[Collection entries]
☆ ☆ ☆
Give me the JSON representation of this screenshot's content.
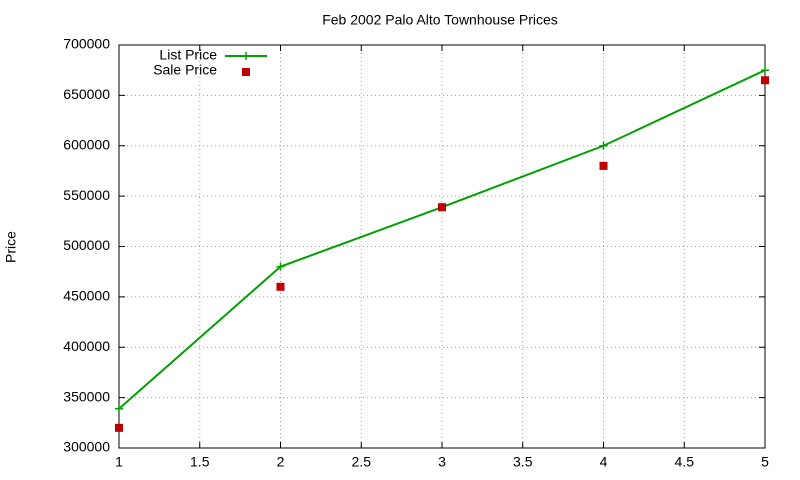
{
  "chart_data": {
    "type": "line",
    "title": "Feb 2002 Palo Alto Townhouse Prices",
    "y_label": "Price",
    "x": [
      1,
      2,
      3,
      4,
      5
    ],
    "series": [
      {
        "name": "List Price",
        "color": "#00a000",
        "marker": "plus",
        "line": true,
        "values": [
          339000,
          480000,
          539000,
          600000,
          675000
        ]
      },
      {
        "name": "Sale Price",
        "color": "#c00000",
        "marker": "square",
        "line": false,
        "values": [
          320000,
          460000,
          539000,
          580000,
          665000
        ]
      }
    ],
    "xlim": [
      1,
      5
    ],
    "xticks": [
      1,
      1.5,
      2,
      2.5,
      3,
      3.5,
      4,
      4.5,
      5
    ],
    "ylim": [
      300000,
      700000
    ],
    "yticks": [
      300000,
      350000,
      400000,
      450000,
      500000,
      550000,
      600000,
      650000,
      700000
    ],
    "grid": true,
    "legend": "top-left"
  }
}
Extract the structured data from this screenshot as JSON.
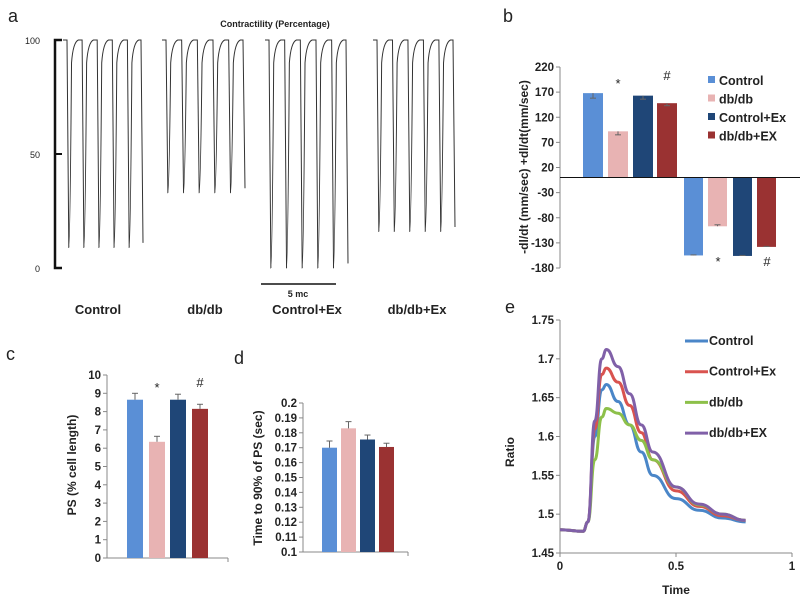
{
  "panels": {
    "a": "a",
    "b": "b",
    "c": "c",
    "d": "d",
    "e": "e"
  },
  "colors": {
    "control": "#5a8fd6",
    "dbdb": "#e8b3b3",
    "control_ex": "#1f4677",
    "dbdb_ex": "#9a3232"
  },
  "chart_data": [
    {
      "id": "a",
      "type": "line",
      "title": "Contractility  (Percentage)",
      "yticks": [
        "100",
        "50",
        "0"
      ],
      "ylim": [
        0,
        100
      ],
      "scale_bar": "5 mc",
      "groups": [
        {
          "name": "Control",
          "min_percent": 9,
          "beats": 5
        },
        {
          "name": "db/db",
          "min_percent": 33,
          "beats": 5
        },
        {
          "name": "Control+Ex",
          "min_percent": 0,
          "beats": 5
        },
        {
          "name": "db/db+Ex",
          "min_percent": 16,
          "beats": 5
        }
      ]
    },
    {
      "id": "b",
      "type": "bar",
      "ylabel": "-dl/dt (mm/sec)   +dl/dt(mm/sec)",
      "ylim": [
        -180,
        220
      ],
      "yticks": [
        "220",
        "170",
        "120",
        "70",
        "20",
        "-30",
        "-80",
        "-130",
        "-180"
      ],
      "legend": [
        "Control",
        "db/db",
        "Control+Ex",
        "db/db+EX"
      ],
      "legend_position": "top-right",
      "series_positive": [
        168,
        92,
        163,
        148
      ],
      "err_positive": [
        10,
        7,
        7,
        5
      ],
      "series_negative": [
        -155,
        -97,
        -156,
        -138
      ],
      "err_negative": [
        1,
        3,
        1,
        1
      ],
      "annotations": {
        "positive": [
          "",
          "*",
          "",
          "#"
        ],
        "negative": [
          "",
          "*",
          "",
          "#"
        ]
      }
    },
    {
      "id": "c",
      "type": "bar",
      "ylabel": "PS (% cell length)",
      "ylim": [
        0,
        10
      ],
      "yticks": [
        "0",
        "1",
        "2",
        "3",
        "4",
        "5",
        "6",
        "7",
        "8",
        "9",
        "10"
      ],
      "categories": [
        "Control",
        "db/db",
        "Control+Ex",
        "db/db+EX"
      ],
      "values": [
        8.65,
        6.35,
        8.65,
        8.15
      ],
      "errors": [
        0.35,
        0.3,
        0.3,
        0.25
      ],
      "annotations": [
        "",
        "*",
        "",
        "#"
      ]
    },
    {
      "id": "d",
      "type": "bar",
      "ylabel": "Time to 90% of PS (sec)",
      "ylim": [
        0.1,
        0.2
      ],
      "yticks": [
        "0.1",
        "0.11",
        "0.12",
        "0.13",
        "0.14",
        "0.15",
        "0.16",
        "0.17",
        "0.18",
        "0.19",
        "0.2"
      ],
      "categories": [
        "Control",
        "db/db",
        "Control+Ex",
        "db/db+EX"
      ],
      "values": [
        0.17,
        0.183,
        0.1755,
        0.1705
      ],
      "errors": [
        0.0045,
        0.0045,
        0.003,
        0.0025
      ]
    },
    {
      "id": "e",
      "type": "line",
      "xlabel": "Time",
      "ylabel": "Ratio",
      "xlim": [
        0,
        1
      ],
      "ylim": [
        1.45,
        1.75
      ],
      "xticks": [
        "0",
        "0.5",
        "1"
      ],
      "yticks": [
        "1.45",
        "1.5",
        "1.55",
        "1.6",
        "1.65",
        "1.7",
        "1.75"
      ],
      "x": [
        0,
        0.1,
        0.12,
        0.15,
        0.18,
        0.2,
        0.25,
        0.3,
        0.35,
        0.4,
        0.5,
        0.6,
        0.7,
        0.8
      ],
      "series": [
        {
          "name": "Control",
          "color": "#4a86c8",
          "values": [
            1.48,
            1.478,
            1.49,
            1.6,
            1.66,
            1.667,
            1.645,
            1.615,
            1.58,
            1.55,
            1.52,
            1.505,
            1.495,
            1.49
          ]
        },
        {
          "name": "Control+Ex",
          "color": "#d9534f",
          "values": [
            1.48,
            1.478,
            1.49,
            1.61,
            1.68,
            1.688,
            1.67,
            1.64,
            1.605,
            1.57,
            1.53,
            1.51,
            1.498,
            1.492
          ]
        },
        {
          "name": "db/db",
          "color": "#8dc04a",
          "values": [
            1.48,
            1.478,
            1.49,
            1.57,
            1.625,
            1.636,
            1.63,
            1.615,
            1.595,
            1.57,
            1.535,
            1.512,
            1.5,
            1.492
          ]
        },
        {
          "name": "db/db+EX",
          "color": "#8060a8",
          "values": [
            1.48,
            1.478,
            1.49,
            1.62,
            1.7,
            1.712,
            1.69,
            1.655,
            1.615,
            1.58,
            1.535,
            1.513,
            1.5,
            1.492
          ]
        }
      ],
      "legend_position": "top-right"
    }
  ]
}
☆ ☆ ☆
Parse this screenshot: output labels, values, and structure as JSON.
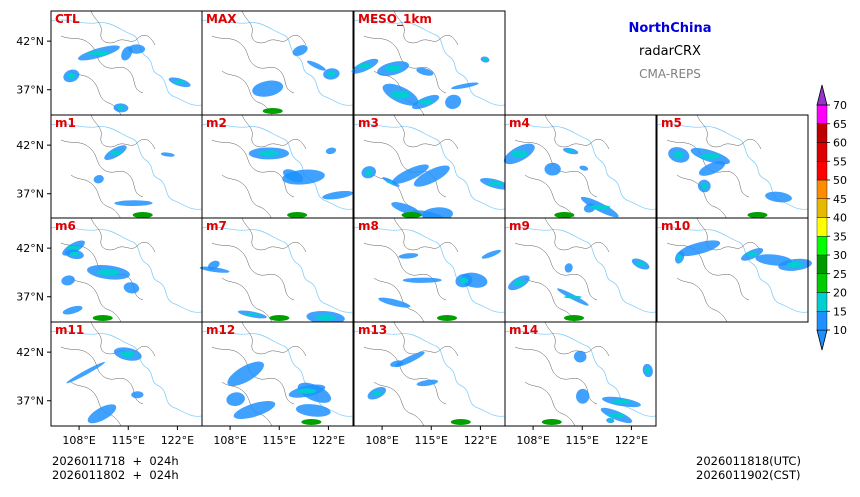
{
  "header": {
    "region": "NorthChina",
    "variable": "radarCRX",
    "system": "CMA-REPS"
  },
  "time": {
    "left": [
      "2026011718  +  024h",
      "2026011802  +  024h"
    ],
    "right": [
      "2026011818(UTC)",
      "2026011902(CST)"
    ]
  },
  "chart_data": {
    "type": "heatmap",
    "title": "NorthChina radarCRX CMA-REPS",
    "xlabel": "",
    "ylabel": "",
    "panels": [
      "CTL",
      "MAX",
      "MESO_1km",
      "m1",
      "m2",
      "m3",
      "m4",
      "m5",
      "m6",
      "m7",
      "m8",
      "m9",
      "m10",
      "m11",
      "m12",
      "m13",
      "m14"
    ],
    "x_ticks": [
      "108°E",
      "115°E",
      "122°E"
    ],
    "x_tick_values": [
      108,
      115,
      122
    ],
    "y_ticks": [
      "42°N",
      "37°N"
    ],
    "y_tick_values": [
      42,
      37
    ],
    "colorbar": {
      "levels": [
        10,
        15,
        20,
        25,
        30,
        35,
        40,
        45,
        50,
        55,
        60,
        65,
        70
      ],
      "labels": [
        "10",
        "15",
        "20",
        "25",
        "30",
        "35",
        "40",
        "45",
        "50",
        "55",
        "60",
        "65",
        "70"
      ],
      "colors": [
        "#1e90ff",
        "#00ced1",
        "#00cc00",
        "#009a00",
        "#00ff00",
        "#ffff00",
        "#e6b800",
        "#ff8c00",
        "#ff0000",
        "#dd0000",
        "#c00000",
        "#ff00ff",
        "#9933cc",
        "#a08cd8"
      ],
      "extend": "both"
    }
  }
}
☆ ☆ ☆
Given task
Go through the material above and count the lines that contain "name"; give that number alone.

Answer to the task
10